+++ Exercise materials

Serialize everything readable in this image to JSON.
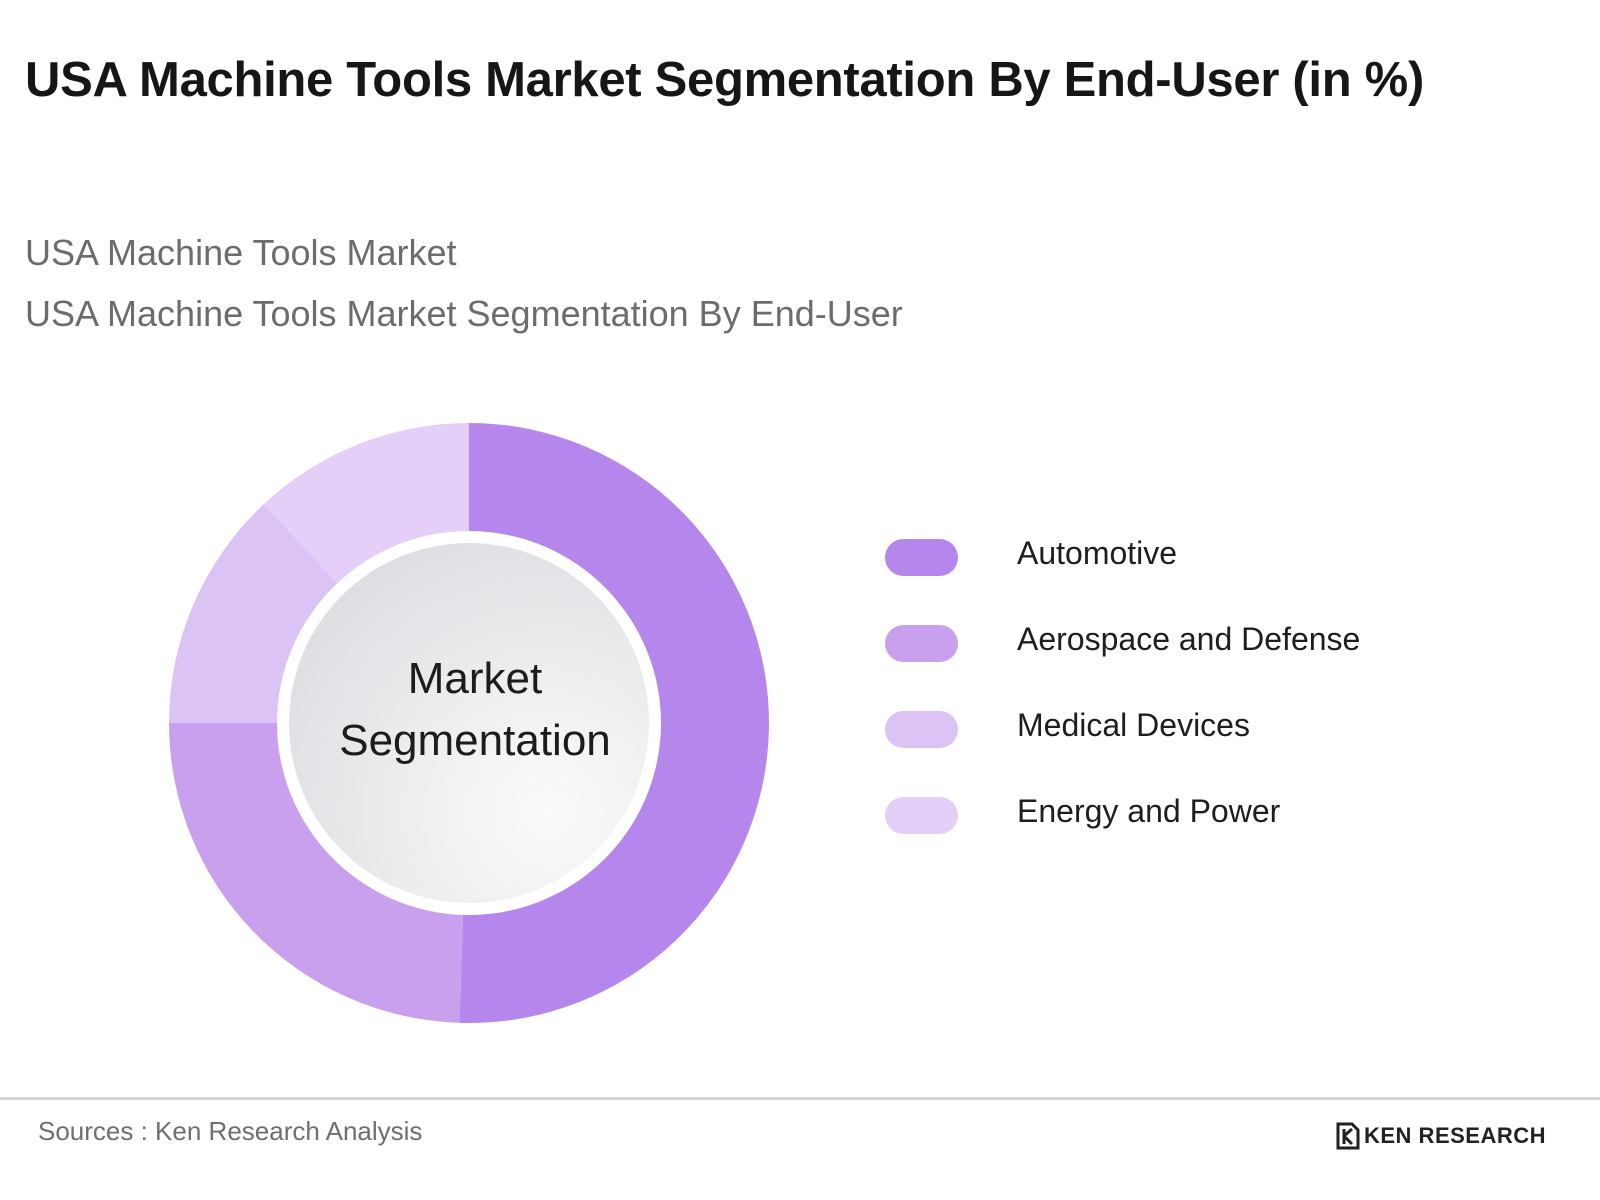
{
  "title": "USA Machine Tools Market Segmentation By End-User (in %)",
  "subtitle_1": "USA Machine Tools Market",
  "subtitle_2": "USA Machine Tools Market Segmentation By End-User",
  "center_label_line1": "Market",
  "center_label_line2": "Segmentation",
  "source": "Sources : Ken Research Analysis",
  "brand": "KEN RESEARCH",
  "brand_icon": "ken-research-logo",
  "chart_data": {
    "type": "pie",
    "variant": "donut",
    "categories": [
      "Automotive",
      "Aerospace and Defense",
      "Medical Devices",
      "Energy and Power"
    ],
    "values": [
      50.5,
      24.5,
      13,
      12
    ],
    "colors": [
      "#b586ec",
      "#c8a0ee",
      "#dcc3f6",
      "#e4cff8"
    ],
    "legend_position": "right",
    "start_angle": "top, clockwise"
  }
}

++++++

### Stated task
In your copy, leave out the pictures and reproduce the material above exactly.

### Solution to the exercise
Serialize everything readable in this image to JSON.
{
  "title": "USA Machine Tools Market Segmentation By End-User (in %)",
  "subtitle_1": "USA Machine Tools Market",
  "subtitle_2": "USA Machine Tools Market Segmentation By End-User",
  "center_label_line1": "Market",
  "center_label_line2": "Segmentation",
  "source": "Sources : Ken Research Analysis",
  "brand": "KEN RESEARCH",
  "brand_icon": "ken-research-logo",
  "chart_data": {
    "type": "pie",
    "variant": "donut",
    "categories": [
      "Automotive",
      "Aerospace and Defense",
      "Medical Devices",
      "Energy and Power"
    ],
    "values": [
      50.5,
      24.5,
      13,
      12
    ],
    "colors": [
      "#b586ec",
      "#c8a0ee",
      "#dcc3f6",
      "#e4cff8"
    ],
    "legend_position": "right",
    "start_angle": "top, clockwise"
  }
}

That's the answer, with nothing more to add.